Goal:
What number of lines in the material contain the word "confront"? Give that number alone.

(Records about charts and figures)
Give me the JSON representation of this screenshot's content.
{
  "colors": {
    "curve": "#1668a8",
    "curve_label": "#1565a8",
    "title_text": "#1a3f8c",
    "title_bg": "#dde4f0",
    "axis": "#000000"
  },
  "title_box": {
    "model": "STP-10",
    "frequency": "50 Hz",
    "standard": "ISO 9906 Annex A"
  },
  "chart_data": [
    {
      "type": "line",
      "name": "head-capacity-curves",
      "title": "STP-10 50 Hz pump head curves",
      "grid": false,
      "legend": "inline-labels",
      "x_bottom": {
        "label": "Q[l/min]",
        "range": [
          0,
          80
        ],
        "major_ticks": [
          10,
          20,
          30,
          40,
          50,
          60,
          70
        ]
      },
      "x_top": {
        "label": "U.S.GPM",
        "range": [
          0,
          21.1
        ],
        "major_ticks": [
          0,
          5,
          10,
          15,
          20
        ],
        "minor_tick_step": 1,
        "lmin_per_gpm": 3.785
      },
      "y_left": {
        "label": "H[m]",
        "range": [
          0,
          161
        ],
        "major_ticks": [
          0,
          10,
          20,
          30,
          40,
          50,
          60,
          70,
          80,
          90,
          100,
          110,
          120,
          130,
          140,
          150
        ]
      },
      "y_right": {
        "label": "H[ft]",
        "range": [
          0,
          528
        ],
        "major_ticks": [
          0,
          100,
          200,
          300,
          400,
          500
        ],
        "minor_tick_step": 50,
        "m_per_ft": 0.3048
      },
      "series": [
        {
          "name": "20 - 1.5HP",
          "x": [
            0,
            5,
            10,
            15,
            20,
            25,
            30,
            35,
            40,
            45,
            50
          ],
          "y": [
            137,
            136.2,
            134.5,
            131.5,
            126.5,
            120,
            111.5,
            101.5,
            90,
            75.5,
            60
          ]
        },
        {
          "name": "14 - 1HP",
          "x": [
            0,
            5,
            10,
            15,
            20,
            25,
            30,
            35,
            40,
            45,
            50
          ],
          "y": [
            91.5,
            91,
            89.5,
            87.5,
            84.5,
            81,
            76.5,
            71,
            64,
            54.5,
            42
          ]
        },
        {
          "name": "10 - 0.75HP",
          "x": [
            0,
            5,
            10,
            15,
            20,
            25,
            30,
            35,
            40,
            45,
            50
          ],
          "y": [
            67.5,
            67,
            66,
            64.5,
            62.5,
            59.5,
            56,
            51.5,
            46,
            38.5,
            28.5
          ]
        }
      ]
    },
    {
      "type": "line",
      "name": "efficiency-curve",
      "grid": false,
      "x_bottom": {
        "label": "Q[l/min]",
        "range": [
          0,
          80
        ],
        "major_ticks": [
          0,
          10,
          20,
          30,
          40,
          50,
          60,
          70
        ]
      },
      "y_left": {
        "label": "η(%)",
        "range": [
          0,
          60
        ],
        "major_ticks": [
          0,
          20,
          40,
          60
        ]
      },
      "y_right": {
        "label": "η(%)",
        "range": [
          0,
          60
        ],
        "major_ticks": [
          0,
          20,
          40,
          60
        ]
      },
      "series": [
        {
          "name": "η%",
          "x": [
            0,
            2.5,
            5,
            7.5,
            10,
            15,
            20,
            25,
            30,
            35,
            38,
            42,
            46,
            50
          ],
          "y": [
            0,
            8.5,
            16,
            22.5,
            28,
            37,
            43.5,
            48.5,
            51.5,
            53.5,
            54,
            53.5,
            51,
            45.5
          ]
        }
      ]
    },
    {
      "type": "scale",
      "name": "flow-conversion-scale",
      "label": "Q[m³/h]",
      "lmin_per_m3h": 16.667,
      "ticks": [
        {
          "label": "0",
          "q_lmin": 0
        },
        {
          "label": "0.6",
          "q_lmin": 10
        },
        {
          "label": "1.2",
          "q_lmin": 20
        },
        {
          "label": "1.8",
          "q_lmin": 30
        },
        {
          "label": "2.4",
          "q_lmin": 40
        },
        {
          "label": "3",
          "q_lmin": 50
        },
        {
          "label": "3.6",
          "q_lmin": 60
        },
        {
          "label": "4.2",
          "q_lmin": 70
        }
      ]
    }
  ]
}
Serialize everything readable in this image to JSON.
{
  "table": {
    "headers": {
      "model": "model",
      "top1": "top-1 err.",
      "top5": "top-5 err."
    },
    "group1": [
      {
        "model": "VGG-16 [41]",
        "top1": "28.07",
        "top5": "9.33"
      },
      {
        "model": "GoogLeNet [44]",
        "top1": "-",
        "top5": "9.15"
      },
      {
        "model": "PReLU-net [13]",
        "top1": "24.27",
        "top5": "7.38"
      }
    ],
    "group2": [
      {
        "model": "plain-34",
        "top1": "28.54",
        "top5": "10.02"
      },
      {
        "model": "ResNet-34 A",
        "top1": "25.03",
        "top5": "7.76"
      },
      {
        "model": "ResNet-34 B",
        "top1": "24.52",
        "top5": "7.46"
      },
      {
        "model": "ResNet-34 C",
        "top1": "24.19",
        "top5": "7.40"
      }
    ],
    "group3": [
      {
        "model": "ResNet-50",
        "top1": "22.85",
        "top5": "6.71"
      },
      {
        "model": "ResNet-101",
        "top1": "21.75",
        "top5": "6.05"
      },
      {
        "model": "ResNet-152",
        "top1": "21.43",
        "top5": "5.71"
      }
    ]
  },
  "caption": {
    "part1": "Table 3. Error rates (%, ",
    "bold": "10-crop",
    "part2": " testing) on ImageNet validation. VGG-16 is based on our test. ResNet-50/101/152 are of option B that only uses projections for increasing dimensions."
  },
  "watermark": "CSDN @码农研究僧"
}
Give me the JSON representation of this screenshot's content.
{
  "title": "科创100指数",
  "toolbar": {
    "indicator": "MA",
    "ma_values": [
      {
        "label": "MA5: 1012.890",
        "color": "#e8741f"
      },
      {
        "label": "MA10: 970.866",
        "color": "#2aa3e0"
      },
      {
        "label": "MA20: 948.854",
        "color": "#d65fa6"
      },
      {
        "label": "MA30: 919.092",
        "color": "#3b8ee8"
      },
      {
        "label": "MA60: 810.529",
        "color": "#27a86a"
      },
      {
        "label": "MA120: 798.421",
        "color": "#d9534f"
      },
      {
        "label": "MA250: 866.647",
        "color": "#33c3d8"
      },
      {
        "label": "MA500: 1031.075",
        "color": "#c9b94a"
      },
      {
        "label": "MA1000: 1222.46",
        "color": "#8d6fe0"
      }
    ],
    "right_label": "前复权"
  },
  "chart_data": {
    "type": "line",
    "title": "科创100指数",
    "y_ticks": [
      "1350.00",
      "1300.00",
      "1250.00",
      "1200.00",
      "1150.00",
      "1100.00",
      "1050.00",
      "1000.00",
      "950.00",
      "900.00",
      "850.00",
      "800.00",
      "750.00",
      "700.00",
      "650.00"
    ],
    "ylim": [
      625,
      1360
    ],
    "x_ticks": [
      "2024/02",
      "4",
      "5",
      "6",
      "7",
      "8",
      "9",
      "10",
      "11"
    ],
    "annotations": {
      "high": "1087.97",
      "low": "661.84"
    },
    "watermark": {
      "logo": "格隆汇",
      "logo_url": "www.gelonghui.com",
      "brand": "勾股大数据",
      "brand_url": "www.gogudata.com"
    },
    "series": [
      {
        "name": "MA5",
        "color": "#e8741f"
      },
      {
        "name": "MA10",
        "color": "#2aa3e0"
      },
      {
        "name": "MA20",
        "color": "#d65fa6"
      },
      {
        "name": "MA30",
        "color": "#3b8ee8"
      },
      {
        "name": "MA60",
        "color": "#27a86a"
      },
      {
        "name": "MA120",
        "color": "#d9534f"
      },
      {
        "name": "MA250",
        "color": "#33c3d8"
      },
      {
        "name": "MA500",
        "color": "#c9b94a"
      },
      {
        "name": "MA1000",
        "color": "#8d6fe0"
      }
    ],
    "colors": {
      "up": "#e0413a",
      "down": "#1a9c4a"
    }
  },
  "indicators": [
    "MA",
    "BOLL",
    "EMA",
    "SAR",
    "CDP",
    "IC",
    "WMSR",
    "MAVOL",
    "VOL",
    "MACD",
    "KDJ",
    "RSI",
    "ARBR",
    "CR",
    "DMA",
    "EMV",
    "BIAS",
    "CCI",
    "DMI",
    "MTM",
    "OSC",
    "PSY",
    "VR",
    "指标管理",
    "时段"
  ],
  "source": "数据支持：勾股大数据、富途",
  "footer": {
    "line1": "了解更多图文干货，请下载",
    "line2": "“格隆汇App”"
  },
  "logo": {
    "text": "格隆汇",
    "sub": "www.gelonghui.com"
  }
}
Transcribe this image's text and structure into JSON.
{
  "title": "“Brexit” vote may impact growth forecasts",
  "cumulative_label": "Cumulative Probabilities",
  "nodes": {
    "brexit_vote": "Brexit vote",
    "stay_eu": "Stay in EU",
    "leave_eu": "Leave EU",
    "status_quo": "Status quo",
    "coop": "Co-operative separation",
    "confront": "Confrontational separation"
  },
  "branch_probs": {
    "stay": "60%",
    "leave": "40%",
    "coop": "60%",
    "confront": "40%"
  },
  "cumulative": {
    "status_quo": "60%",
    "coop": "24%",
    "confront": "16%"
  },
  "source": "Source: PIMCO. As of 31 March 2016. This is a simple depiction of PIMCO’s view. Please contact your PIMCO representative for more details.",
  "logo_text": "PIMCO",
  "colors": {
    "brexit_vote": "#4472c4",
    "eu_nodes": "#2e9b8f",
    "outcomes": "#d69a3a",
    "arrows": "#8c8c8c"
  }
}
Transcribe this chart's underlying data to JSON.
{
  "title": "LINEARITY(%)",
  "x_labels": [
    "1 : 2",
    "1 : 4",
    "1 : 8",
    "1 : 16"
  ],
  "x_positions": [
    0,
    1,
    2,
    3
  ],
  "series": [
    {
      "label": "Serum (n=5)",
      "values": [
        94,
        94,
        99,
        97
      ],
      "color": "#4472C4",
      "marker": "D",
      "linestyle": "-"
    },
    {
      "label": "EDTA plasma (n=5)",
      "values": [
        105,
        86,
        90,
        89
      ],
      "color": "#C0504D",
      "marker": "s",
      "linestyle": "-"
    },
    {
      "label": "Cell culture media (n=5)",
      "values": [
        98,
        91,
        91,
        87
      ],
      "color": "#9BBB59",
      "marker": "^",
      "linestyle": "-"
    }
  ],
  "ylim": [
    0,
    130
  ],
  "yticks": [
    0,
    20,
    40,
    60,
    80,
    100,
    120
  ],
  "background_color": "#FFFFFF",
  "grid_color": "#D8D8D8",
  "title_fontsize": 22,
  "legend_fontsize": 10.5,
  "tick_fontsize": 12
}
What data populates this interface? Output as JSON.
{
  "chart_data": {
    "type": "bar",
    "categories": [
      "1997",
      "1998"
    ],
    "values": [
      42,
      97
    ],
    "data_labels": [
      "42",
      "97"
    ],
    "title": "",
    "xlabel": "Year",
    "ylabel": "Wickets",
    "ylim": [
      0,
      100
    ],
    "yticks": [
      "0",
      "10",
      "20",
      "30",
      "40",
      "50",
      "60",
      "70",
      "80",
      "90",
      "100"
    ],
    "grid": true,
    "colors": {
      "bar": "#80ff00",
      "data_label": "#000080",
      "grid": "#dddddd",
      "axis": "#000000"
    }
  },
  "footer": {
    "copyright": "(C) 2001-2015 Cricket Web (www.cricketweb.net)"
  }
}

Finished task:
3